[Data tied to figure images]

-- Begin --

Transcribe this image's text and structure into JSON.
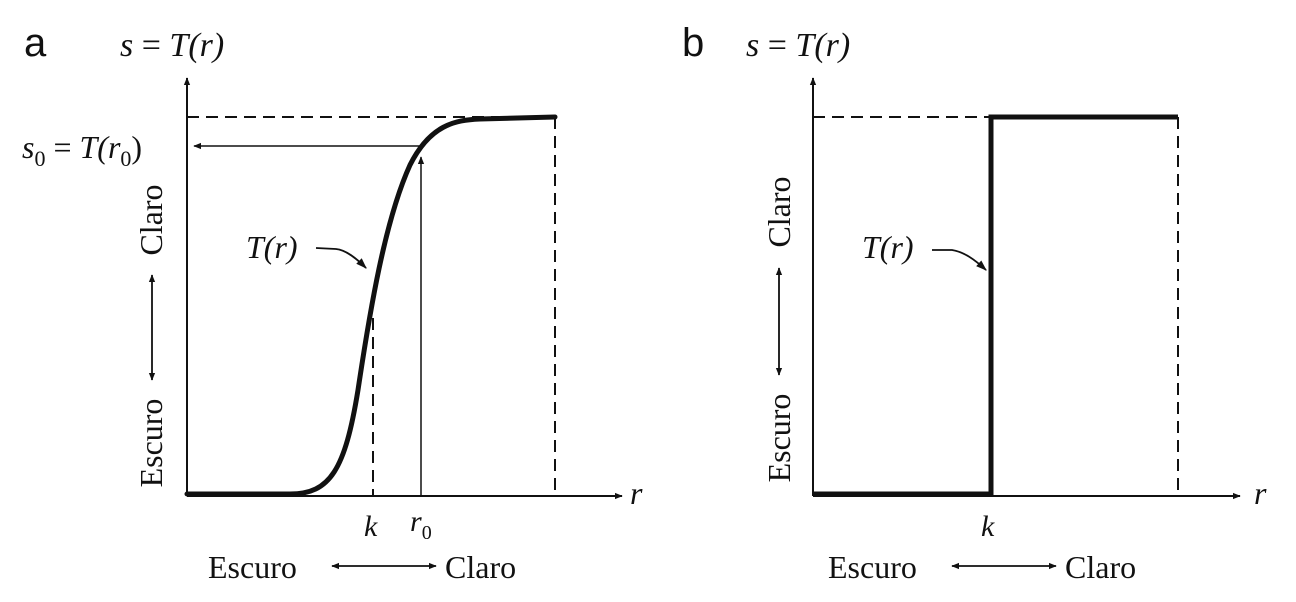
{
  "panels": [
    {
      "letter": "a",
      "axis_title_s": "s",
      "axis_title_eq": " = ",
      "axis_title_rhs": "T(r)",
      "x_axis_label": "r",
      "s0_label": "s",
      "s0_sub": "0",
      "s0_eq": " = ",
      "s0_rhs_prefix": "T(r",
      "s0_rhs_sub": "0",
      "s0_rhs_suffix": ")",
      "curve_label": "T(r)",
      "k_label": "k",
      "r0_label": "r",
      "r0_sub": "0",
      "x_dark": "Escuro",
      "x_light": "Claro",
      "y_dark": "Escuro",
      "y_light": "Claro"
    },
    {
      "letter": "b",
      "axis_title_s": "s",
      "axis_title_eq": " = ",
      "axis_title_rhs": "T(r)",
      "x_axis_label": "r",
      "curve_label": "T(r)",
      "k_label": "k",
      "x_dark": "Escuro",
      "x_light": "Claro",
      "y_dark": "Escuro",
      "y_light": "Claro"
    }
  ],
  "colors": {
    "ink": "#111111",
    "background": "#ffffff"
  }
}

-- End --

*WHAT YOU HAVE TO DO*:
Give the entries again without a single change, but with no pictures.

*TASK SOLUTION*:
Transcribe this image's text and structure into JSON.
{
  "panels": [
    {
      "letter": "a",
      "axis_title_s": "s",
      "axis_title_eq": " = ",
      "axis_title_rhs": "T(r)",
      "x_axis_label": "r",
      "s0_label": "s",
      "s0_sub": "0",
      "s0_eq": " = ",
      "s0_rhs_prefix": "T(r",
      "s0_rhs_sub": "0",
      "s0_rhs_suffix": ")",
      "curve_label": "T(r)",
      "k_label": "k",
      "r0_label": "r",
      "r0_sub": "0",
      "x_dark": "Escuro",
      "x_light": "Claro",
      "y_dark": "Escuro",
      "y_light": "Claro"
    },
    {
      "letter": "b",
      "axis_title_s": "s",
      "axis_title_eq": " = ",
      "axis_title_rhs": "T(r)",
      "x_axis_label": "r",
      "curve_label": "T(r)",
      "k_label": "k",
      "x_dark": "Escuro",
      "x_light": "Claro",
      "y_dark": "Escuro",
      "y_light": "Claro"
    }
  ],
  "colors": {
    "ink": "#111111",
    "background": "#ffffff"
  }
}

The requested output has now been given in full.